BZOJ4028 HEOI2015公约数数列（分块）

　　前缀gcd的变化次数是log的，考虑对每一种gcd查询，问题变为查询一段区间是否存在异或前缀和=x/gcd。

　　无修改的话显然可以可持久化trie，但这玩意实在没法支持修改。于是考虑分块。

　　对于每一块将其中所有块内异或前缀和排序。查询时先看这块与上一块相比gcd有没有变化，如果有对其中每个位置暴力查询，否则在排序后的数组中二分。修改时暴力改每一块的前缀gcd及异或和，被修改的块暴力重构排序数组即可。

#include<iostream> 
#include<cstdio>
#include<cmath>
#include<cstdlib>
#include<cstring>
#include<algorithm>
using namespace std;
#define N 100010
#define ll long long
ll read()
{
    ll x=0,f=1;char c=getchar();
    while (c<'0'||c>'9') {if (c=='-') f=-1;c=getchar();}
    while (c>='0'&&c<='9') x=(x<<1)+(x<<3)+(c^48),c=getchar();
    return x*f;
}
int n,m,a[N];
int block_size,block_tot,L[N],R[N],pos[N];
int gcd_pre[N],xor_pre[N],gcd_block[N],xor_block[N];
struct data
{
    int x,i;
    bool operator <(const data&a) const
    {
        return x<a.x||x==a.x&&i<a.i;
    }
}v[N];
int gcd(int n,int m){return m==0?n:gcd(m,n%m);}
int main()
{
#ifndef ONLINE_JUDGE
    freopen("bzoj4028.in","r",stdin);
    freopen("bzoj4028.out","w",stdout);
    const char LL[]="%I64d\n";
#else
    const char LL[]="%lld\n";
#endif
    n=read();
    for (int i=1;i<=n;i++) a[i]=read();
    block_size=sqrt(n);block_tot=(n-1)/block_size+1;
    for (int i=1;i<=block_tot;i++)
    L[i]=(i-1)*block_size+1,R[i]=min(n,i*block_size);
    for (int i=1;i<=block_tot;i++)
    {
        for (int j=L[i];j<=R[i];j++)
        gcd_block[i]=gcd(gcd_block[i],a[j]),
        xor_block[i]=xor_block[i]^a[j],
        pos[j]=i;
        gcd_pre[i]=gcd(gcd_pre[i-1],gcd_block[i]),xor_pre[i]=xor_pre[i-1]^xor_block[i];
    }
    for (int i=1;i<=block_tot;i++)
    {
        v[L[i]].x=a[L[i]],v[L[i]].i=L[i];
        for (int j=L[i]+1;j<=R[i];j++)
        v[j].x=v[j-1].x^a[j],v[j].i=j;
        sort(v+L[i],v+R[i]+1);
    }
    m=read();
    while (m--)

[数据集条目]:
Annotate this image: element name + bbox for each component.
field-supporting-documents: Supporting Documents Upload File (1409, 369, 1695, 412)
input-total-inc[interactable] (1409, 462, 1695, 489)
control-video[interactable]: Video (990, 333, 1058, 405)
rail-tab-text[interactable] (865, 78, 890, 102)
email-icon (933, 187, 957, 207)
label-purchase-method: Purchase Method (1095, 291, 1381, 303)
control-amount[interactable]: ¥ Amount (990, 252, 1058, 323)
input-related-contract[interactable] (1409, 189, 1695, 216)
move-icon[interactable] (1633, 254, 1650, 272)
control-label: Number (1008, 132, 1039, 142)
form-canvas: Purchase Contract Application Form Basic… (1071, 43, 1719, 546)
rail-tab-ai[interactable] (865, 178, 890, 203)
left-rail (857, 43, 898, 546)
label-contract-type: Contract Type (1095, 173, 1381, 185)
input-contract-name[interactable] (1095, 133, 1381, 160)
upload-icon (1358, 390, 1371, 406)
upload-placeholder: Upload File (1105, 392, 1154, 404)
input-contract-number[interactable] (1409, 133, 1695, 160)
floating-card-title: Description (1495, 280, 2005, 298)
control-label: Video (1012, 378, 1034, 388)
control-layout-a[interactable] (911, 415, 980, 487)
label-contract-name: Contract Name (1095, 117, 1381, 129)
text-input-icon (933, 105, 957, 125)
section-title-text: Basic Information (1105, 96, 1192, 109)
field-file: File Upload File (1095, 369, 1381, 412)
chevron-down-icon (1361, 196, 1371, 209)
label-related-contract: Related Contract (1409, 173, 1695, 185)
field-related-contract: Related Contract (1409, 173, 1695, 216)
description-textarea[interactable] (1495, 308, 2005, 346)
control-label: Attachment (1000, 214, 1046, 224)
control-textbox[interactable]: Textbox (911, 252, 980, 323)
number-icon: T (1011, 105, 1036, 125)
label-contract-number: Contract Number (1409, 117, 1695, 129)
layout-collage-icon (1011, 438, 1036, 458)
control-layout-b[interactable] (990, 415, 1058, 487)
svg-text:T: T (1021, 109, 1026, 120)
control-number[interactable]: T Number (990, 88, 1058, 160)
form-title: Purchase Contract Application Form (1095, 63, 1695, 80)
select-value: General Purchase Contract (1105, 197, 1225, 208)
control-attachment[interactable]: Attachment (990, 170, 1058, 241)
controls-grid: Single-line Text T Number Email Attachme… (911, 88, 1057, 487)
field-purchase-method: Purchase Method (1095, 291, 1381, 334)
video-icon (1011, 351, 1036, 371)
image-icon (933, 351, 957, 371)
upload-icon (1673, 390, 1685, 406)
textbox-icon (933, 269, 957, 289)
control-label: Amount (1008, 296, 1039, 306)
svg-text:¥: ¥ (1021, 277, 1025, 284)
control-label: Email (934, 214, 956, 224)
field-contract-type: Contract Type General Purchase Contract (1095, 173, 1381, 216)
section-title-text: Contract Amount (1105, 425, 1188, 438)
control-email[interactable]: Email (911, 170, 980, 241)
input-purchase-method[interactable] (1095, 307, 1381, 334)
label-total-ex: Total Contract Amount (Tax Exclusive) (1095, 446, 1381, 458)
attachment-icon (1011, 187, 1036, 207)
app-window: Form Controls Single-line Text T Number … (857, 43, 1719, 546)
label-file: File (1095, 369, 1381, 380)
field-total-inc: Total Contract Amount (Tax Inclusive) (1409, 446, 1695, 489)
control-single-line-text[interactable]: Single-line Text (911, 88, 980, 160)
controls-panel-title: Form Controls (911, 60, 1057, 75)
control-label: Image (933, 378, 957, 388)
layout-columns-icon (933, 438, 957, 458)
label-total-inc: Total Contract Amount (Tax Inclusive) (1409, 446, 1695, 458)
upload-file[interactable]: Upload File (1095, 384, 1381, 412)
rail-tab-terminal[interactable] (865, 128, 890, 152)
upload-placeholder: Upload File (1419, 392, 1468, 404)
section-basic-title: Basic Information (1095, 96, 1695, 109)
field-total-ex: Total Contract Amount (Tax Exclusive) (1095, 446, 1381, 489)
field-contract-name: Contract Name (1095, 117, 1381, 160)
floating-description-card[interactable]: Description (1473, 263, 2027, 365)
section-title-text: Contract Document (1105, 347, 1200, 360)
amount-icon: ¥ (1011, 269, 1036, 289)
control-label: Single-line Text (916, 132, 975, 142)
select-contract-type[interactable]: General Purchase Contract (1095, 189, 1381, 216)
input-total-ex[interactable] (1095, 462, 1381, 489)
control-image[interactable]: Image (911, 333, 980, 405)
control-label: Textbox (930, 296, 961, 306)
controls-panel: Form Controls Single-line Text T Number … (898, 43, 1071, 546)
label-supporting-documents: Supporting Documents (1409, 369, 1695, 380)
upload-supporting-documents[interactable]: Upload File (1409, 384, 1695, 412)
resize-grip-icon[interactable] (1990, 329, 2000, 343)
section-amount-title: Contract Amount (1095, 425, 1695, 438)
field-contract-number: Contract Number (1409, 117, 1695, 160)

[待完成任务]:
• 1. 列出公约数数列题解代码中以 #include 引入的全部头文件。
• 2. 续写这篇公约数数列题解，从代码末行“while (m--)”之后接着写。

[书面回答]:
• 1. iostream、cstdio、cmath、cstdlib、cstring、algorithm

• 2.
    {
        char c=getchar();
        while (c<'A'||c>'Z') c=getchar();
        if (c=='M')
        {
            int p=read()+1,x=read();a[p]=x;p=pos[p];
            gcd_block[p]=xor_block[p]=0;
            for (int i=L[p];i<=R[p];i++)
            gcd_block[p]=gcd(gcd_block[p],a[i]),
            xor_block[p]=xor_block[p]^a[i];
            for (int i=p;i<=block_tot;i++)
            gcd_pre[i]=gcd(gcd_pre[i-1],gcd_block[i]),
            xor_pre[i]=xor_pre[i-1]^xor_block[i];
            v[L[p]].x=a[L[p]],v[L[p]].i=L[p];
            for (int i=L[p]+1;i<=R[p];i++)
            v[i].x=v[i-1].x^a[i],v[i].i=i;
            sort(v+L[p],v+R[p]+1);
        }
        else
        {
            ll x=read();int ans=0;
            for (int i=1;i<=block_tot;i++)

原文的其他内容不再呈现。